━━━━━ Exercise materials
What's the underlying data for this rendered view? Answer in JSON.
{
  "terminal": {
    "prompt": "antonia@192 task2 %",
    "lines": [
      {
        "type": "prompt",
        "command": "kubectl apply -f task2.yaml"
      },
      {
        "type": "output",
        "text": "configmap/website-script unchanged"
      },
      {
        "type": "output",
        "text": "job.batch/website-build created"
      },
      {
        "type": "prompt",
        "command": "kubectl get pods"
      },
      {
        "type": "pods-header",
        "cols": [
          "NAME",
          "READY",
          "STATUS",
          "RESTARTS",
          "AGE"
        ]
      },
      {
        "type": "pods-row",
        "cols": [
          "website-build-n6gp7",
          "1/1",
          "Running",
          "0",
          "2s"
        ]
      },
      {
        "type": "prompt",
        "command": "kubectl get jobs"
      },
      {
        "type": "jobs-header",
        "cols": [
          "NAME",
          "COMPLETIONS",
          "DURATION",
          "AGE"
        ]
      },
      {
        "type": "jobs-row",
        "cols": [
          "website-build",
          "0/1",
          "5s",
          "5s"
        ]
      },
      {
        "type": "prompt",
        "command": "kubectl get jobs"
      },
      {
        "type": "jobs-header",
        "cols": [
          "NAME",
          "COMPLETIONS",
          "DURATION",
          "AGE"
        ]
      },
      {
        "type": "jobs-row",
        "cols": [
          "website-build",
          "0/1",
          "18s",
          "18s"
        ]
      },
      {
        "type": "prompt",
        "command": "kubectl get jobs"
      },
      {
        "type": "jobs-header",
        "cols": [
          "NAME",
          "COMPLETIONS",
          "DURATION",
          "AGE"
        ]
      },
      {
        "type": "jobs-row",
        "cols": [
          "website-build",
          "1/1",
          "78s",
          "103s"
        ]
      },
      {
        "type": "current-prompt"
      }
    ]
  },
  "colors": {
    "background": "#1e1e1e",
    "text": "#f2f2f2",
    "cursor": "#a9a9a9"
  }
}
━━━━━━━━━━
━━━━━ Exercise materials
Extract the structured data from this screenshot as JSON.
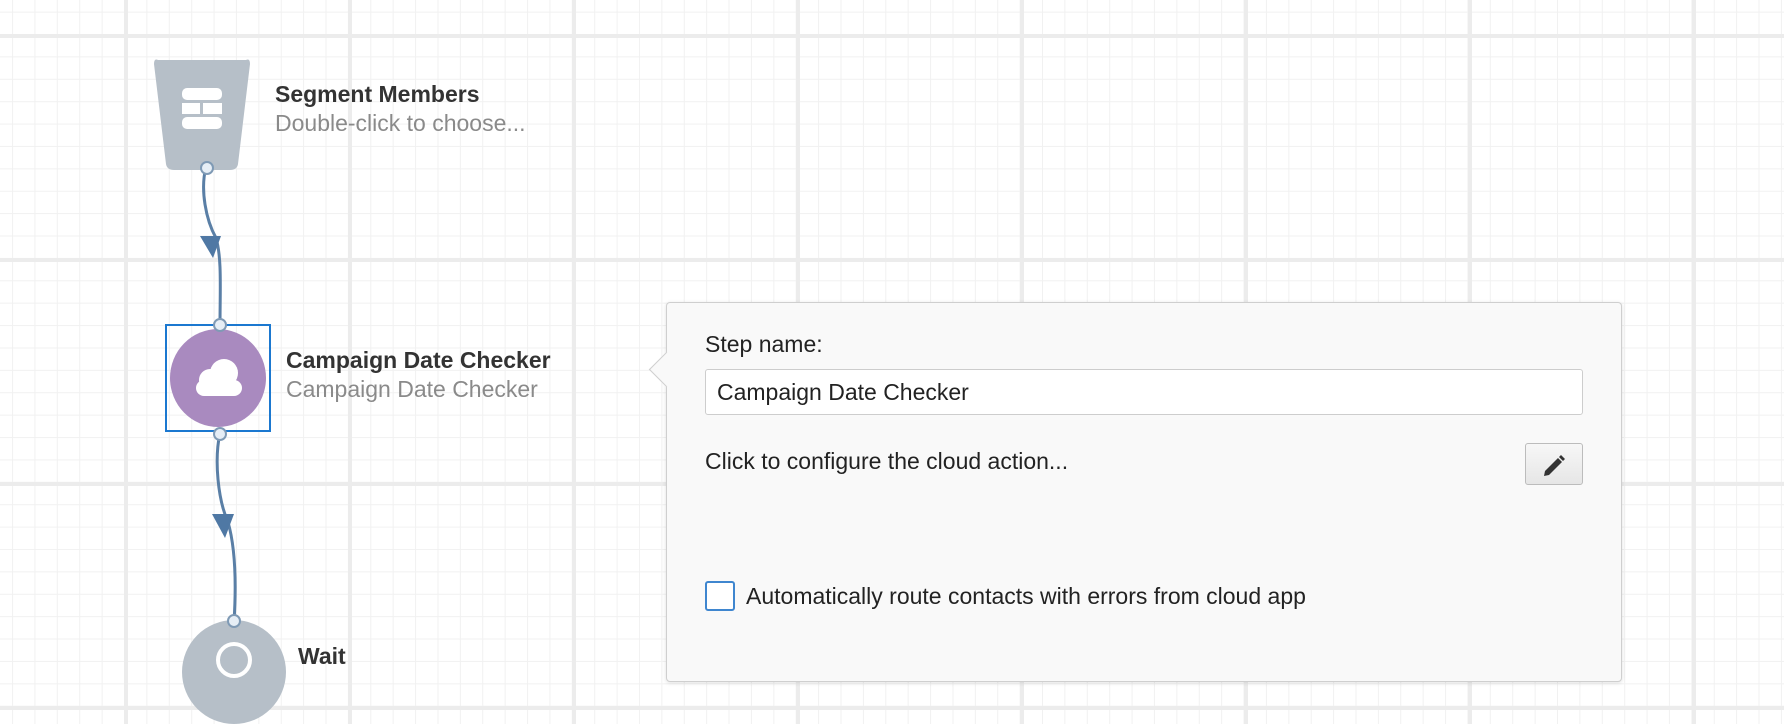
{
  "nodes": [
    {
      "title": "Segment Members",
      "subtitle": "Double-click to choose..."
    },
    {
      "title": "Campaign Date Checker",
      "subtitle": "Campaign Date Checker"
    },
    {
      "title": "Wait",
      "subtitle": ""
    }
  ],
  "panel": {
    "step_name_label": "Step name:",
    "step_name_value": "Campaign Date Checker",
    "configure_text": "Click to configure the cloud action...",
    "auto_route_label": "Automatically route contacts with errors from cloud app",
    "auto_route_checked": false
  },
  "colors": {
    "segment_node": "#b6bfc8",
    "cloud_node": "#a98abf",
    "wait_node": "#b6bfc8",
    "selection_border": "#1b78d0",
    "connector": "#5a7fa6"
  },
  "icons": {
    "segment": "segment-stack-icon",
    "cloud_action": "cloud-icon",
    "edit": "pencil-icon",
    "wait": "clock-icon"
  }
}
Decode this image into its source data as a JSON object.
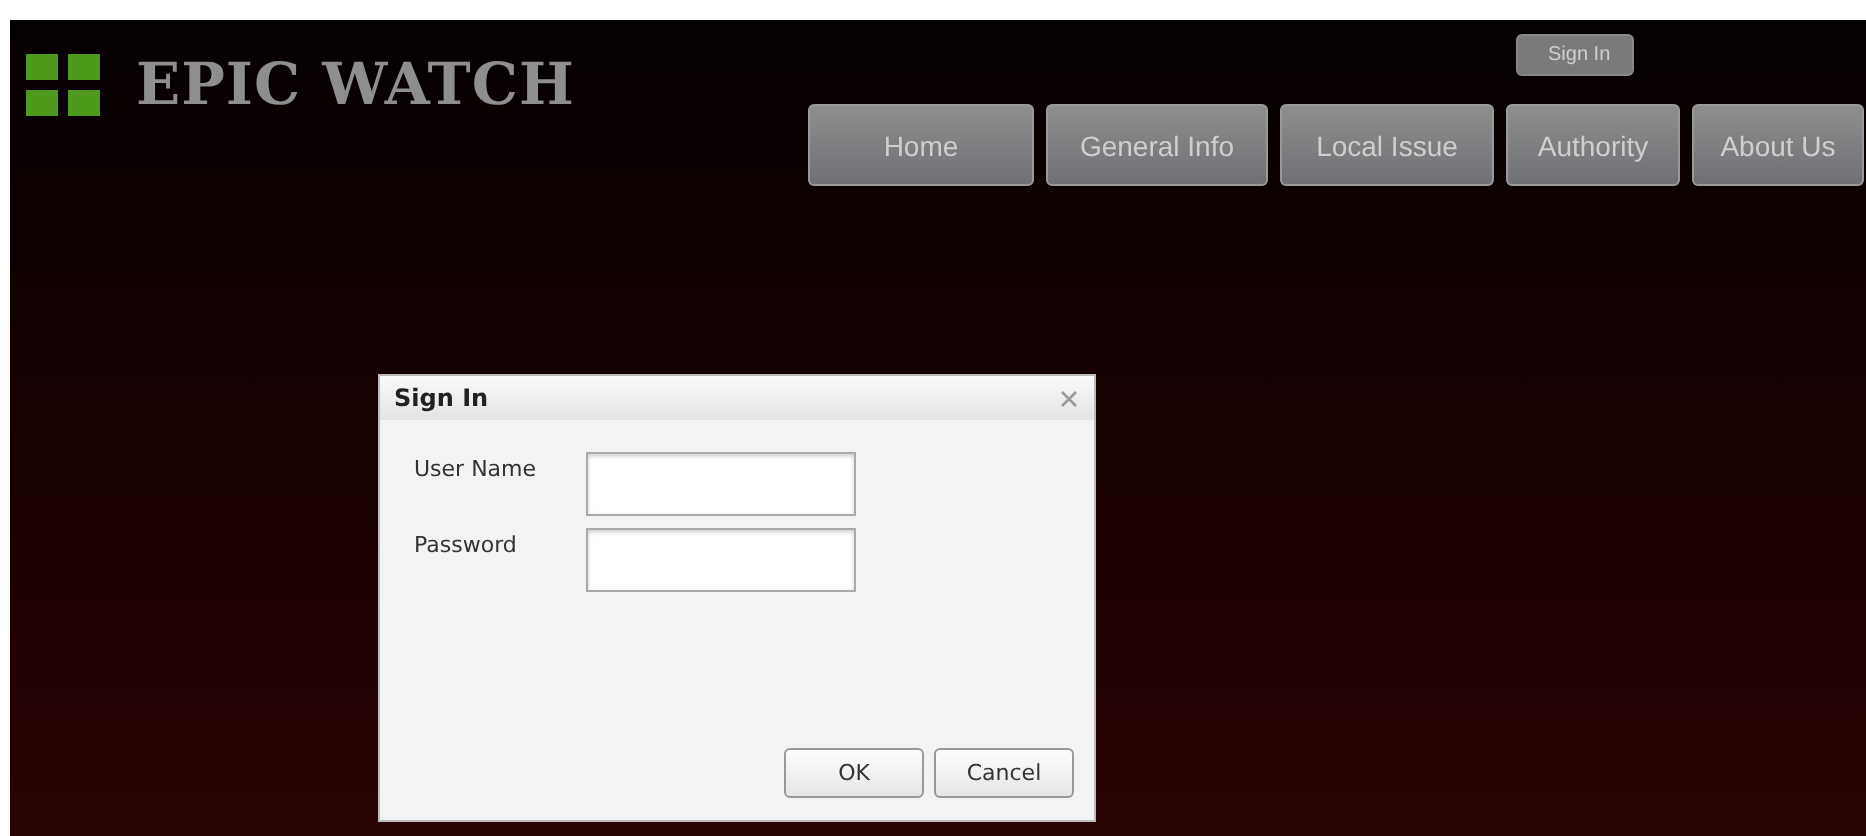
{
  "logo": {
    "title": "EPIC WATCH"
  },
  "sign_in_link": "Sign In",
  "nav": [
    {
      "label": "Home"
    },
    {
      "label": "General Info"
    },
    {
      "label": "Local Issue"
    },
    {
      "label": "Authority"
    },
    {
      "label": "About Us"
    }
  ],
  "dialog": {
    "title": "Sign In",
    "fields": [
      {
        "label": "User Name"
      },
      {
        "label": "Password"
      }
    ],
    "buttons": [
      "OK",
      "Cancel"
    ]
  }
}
━━━━━━━━━━
* _Job_: The lines to collect are those holding the string "pods"; copy them all.

* _Result for this task_:
        "command": "kubectl get pods"
        "type": "pods-header",
        "type": "pods-row",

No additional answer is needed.